• **REQUEST**: Write out every entry exactly as it stands.

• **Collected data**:
** Start **

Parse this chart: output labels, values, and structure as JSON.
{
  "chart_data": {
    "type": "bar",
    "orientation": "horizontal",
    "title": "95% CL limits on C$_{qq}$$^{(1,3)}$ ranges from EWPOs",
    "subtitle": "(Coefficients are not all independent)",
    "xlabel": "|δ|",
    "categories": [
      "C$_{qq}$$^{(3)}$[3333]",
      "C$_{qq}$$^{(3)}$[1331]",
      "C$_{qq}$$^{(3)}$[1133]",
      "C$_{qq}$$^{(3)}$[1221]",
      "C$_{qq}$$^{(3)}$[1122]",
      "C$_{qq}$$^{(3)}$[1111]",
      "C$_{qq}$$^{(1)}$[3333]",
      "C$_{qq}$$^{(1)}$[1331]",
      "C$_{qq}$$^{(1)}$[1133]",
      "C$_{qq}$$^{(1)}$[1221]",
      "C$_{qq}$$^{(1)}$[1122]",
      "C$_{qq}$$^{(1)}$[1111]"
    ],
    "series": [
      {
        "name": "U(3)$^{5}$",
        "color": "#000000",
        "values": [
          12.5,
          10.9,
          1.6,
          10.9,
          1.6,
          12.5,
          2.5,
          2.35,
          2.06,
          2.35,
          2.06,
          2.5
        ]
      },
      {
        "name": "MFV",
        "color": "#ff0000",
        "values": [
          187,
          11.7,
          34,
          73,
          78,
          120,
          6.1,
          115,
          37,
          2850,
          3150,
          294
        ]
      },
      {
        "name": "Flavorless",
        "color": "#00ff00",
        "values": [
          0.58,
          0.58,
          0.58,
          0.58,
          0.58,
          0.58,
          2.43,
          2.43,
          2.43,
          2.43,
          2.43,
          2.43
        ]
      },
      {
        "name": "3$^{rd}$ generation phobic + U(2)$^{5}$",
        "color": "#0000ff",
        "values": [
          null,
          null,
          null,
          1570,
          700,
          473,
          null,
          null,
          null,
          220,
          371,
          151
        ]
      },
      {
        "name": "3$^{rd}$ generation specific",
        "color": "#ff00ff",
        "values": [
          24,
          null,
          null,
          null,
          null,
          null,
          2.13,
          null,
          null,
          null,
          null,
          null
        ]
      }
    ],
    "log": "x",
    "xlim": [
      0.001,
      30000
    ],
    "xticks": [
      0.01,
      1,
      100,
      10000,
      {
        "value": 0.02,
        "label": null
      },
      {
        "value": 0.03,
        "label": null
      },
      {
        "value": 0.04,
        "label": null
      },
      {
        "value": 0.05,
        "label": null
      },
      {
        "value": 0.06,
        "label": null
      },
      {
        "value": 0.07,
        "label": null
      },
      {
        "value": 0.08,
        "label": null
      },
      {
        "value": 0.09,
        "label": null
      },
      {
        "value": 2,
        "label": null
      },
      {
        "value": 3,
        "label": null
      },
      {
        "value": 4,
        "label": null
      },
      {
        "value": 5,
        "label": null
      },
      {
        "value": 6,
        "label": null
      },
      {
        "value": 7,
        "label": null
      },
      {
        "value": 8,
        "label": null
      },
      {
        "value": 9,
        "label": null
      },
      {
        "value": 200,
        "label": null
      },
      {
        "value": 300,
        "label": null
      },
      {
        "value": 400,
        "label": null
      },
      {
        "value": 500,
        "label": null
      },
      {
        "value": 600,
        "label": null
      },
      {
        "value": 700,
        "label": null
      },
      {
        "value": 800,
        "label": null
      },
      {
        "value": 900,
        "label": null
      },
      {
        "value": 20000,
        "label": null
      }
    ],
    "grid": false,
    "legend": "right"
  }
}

** End **

• **EXERCISE RESULT**:
Parse this chart: output labels, values, and structure as JSON.
{
  "chart_data": {
    "type": "bar",
    "orientation": "horizontal",
    "title": "95% CL limits on C$_{qq}$$^{(1,3)}$ ranges from EWPOs",
    "subtitle": "(Coefficients are not all independent)",
    "xlabel": "|δ|",
    "categories": [
      "C$_{qq}$$^{(3)}$[3333]",
      "C$_{qq}$$^{(3)}$[1331]",
      "C$_{qq}$$^{(3)}$[1133]",
      "C$_{qq}$$^{(3)}$[1221]",
      "C$_{qq}$$^{(3)}$[1122]",
      "C$_{qq}$$^{(3)}$[1111]",
      "C$_{qq}$$^{(1)}$[3333]",
      "C$_{qq}$$^{(1)}$[1331]",
      "C$_{qq}$$^{(1)}$[1133]",
      "C$_{qq}$$^{(1)}$[1221]",
      "C$_{qq}$$^{(1)}$[1122]",
      "C$_{qq}$$^{(1)}$[1111]"
    ],
    "series": [
      {
        "name": "U(3)$^{5}$",
        "color": "#000000",
        "values": [
          12.5,
          10.9,
          1.6,
          10.9,
          1.6,
          12.5,
          2.5,
          2.35,
          2.06,
          2.35,
          2.06,
          2.5
        ]
      },
      {
        "name": "MFV",
        "color": "#ff0000",
        "values": [
          187,
          11.7,
          34,
          73,
          78,
          120,
          6.1,
          115,
          37,
          2850,
          3150,
          294
        ]
      },
      {
        "name": "Flavorless",
        "color": "#00ff00",
        "values": [
          0.58,
          0.58,
          0.58,
          0.58,
          0.58,
          0.58,
          2.43,
          2.43,
          2.43,
          2.43,
          2.43,
          2.43
        ]
      },
      {
        "name": "3$^{rd}$ generation phobic + U(2)$^{5}$",
        "color": "#0000ff",
        "values": [
          null,
          null,
          null,
          1570,
          700,
          473,
          null,
          null,
          null,
          220,
          371,
          151
        ]
      },
      {
        "name": "3$^{rd}$ generation specific",
        "color": "#ff00ff",
        "values": [
          24,
          null,
          null,
          null,
          null,
          null,
          2.13,
          null,
          null,
          null,
          null,
          null
        ]
      }
    ],
    "log": "x",
    "xlim": [
      0.001,
      30000
    ],
    "xticks": [
      0.01,
      1,
      100,
      10000,
      {
        "value": 0.02,
        "label": null
      },
      {
        "value": 0.03,
        "label": null
      },
      {
        "value": 0.04,
        "label": null
      },
      {
        "value": 0.05,
        "label": null
      },
      {
        "value": 0.06,
        "label": null
      },
      {
        "value": 0.07,
        "label": null
      },
      {
        "value": 0.08,
        "label": null
      },
      {
        "value": 0.09,
        "label": null
      },
      {
        "value": 2,
        "label": null
      },
      {
        "value": 3,
        "label": null
      },
      {
        "value": 4,
        "label": null
      },
      {
        "value": 5,
        "label": null
      },
      {
        "value": 6,
        "label": null
      },
      {
        "value": 7,
        "label": null
      },
      {
        "value": 8,
        "label": null
      },
      {
        "value": 9,
        "label": null
      },
      {
        "value": 200,
        "label": null
      },
      {
        "value": 300,
        "label": null
      },
      {
        "value": 400,
        "label": null
      },
      {
        "value": 500,
        "label": null
      },
      {
        "value": 600,
        "label": null
      },
      {
        "value": 700,
        "label": null
      },
      {
        "value": 800,
        "label": null
      },
      {
        "value": 900,
        "label": null
      },
      {
        "value": 20000,
        "label": null
      }
    ],
    "grid": false,
    "legend": "right"
  }
}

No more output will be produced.